Work to be completed =
Repeat the data word for word. Do not include the pictures.

Saved data entries =
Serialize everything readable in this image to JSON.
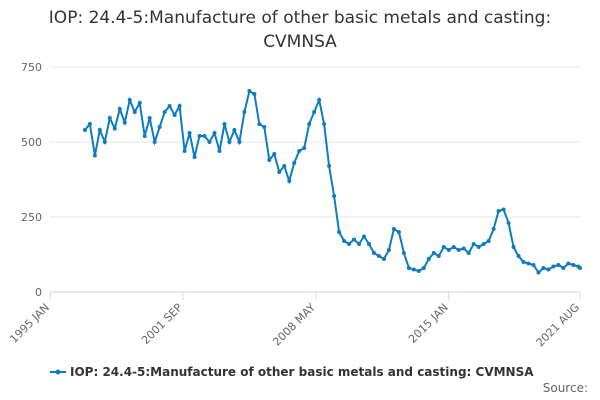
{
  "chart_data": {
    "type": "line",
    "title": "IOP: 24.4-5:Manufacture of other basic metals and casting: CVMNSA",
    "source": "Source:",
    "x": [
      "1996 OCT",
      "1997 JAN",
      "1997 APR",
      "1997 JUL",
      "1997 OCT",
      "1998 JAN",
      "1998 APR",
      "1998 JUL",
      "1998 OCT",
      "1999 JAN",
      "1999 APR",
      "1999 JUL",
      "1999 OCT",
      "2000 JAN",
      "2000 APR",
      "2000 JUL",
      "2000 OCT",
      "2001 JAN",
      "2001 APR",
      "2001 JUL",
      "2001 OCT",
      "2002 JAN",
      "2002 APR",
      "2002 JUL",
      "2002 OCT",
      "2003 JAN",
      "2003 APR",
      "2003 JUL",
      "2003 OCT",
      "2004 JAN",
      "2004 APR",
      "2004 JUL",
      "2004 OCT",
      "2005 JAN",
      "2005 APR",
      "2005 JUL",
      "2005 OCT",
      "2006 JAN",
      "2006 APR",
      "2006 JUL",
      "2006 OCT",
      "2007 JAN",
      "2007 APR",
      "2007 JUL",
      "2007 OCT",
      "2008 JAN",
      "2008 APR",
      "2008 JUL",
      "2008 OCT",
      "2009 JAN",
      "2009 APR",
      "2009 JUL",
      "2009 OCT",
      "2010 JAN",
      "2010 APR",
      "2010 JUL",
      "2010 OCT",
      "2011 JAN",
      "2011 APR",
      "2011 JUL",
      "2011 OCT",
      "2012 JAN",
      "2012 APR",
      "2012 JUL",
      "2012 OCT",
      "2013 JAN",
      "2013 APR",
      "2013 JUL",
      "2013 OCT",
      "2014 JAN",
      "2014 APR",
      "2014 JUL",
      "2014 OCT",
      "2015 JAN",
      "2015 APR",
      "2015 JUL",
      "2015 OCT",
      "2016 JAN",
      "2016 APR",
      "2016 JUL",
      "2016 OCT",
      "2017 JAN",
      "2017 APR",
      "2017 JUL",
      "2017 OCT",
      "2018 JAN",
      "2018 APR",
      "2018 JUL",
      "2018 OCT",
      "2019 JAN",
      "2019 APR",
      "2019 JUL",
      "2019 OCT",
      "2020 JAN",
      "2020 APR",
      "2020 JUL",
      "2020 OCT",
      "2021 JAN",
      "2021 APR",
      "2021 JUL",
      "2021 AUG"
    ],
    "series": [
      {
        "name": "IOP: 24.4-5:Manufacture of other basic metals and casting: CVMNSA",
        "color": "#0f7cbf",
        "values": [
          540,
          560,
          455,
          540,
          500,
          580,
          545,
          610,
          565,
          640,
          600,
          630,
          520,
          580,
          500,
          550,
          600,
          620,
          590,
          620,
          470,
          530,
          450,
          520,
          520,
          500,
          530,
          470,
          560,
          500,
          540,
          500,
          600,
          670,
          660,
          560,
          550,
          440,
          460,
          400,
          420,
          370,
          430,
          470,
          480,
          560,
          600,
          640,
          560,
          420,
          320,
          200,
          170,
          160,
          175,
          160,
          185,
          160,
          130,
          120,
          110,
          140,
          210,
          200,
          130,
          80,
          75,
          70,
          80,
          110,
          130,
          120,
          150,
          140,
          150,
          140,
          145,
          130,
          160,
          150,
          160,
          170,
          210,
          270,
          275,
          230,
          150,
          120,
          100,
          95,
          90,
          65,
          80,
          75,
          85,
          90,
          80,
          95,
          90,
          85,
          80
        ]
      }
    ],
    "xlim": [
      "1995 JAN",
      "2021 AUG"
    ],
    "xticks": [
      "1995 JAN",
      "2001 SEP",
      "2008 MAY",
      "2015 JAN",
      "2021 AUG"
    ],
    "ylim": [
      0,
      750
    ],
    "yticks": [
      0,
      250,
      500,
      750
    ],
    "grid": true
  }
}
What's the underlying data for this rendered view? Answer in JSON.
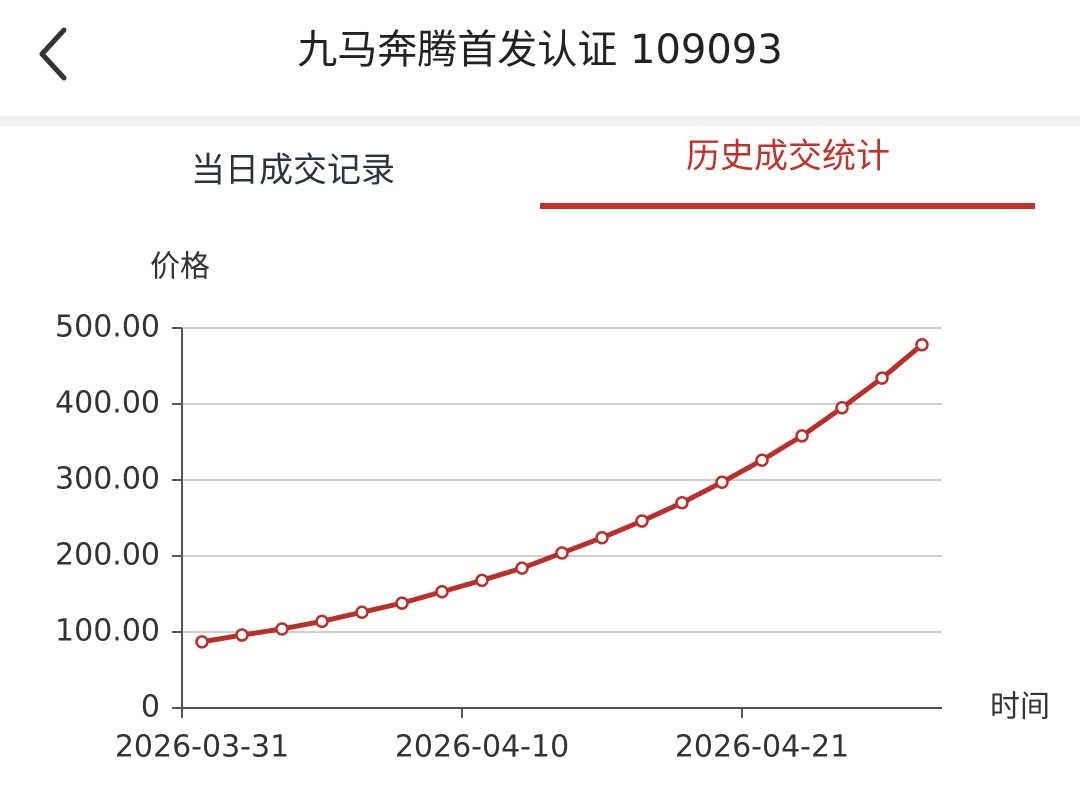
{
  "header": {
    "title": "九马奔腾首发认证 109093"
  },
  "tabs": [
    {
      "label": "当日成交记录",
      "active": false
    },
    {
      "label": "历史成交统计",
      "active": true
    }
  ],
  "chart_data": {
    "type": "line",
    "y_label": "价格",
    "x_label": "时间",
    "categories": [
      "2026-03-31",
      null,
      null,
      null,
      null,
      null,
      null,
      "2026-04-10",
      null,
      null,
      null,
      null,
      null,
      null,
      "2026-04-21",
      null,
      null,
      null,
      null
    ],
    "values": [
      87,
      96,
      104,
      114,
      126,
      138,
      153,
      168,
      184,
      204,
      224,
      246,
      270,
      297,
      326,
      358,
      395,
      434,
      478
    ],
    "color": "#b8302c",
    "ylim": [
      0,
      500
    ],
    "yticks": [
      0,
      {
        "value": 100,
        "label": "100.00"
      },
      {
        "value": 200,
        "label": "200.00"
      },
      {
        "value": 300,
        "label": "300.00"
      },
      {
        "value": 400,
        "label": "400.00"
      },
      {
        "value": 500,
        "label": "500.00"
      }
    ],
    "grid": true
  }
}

Complete answer =
Serialize everything readable in this image to JSON.
{
  "chart_data": {
    "type": "line",
    "title": "IOP: 24.4-5:Manufacture of other basic metals and casting: CVMNSA",
    "source": "Source:",
    "x": [
      "1996 OCT",
      "1997 JAN",
      "1997 APR",
      "1997 JUL",
      "1997 OCT",
      "1998 JAN",
      "1998 APR",
      "1998 JUL",
      "1998 OCT",
      "1999 JAN",
      "1999 APR",
      "1999 JUL",
      "1999 OCT",
      "2000 JAN",
      "2000 APR",
      "2000 JUL",
      "2000 OCT",
      "2001 JAN",
      "2001 APR",
      "2001 JUL",
      "2001 OCT",
      "2002 JAN",
      "2002 APR",
      "2002 JUL",
      "2002 OCT",
      "2003 JAN",
      "2003 APR",
      "2003 JUL",
      "2003 OCT",
      "2004 JAN",
      "2004 APR",
      "2004 JUL",
      "2004 OCT",
      "2005 JAN",
      "2005 APR",
      "2005 JUL",
      "2005 OCT",
      "2006 JAN",
      "2006 APR",
      "2006 JUL",
      "2006 OCT",
      "2007 JAN",
      "2007 APR",
      "2007 JUL",
      "2007 OCT",
      "2008 JAN",
      "2008 APR",
      "2008 JUL",
      "2008 OCT",
      "2009 JAN",
      "2009 APR",
      "2009 JUL",
      "2009 OCT",
      "2010 JAN",
      "2010 APR",
      "2010 JUL",
      "2010 OCT",
      "2011 JAN",
      "2011 APR",
      "2011 JUL",
      "2011 OCT",
      "2012 JAN",
      "2012 APR",
      "2012 JUL",
      "2012 OCT",
      "2013 JAN",
      "2013 APR",
      "2013 JUL",
      "2013 OCT",
      "2014 JAN",
      "2014 APR",
      "2014 JUL",
      "2014 OCT",
      "2015 JAN",
      "2015 APR",
      "2015 JUL",
      "2015 OCT",
      "2016 JAN",
      "2016 APR",
      "2016 JUL",
      "2016 OCT",
      "2017 JAN",
      "2017 APR",
      "2017 JUL",
      "2017 OCT",
      "2018 JAN",
      "2018 APR",
      "2018 JUL",
      "2018 OCT",
      "2019 JAN",
      "2019 APR",
      "2019 JUL",
      "2019 OCT",
      "2020 JAN",
      "2020 APR",
      "2020 JUL",
      "2020 OCT",
      "2021 JAN",
      "2021 APR",
      "2021 JUL",
      "2021 AUG"
    ],
    "series": [
      {
        "name": "IOP: 24.4-5:Manufacture of other basic metals and casting: CVMNSA",
        "color": "#0f7cbf",
        "values": [
          540,
          560,
          455,
          540,
          500,
          580,
          545,
          610,
          565,
          640,
          600,
          630,
          520,
          580,
          500,
          550,
          600,
          620,
          590,
          620,
          470,
          530,
          450,
          520,
          520,
          500,
          530,
          470,
          560,
          500,
          540,
          500,
          600,
          670,
          660,
          560,
          550,
          440,
          460,
          400,
          420,
          370,
          430,
          470,
          480,
          560,
          600,
          640,
          560,
          420,
          320,
          200,
          170,
          160,
          175,
          160,
          185,
          160,
          130,
          120,
          110,
          140,
          210,
          200,
          130,
          80,
          75,
          70,
          80,
          110,
          130,
          120,
          150,
          140,
          150,
          140,
          145,
          130,
          160,
          150,
          160,
          170,
          210,
          270,
          275,
          230,
          150,
          120,
          100,
          95,
          90,
          65,
          80,
          75,
          85,
          90,
          80,
          95,
          90,
          85,
          80
        ]
      }
    ],
    "xlim": [
      "1995 JAN",
      "2021 AUG"
    ],
    "xticks": [
      "1995 JAN",
      "2001 SEP",
      "2008 MAY",
      "2015 JAN",
      "2021 AUG"
    ],
    "ylim": [
      0,
      750
    ],
    "yticks": [
      0,
      250,
      500,
      750
    ],
    "grid": true
  }
}
What's the underlying data for this rendered view? Answer in JSON.
{
  "header": {
    "title": "九马奔腾首发认证 109093"
  },
  "tabs": [
    {
      "label": "当日成交记录",
      "active": false
    },
    {
      "label": "历史成交统计",
      "active": true
    }
  ],
  "chart_data": {
    "type": "line",
    "y_label": "价格",
    "x_label": "时间",
    "categories": [
      "2026-03-31",
      null,
      null,
      null,
      null,
      null,
      null,
      "2026-04-10",
      null,
      null,
      null,
      null,
      null,
      null,
      "2026-04-21",
      null,
      null,
      null,
      null
    ],
    "values": [
      87,
      96,
      104,
      114,
      126,
      138,
      153,
      168,
      184,
      204,
      224,
      246,
      270,
      297,
      326,
      358,
      395,
      434,
      478
    ],
    "color": "#b8302c",
    "ylim": [
      0,
      500
    ],
    "yticks": [
      0,
      {
        "value": 100,
        "label": "100.00"
      },
      {
        "value": 200,
        "label": "200.00"
      },
      {
        "value": 300,
        "label": "300.00"
      },
      {
        "value": 400,
        "label": "400.00"
      },
      {
        "value": 500,
        "label": "500.00"
      }
    ],
    "grid": true
  }
}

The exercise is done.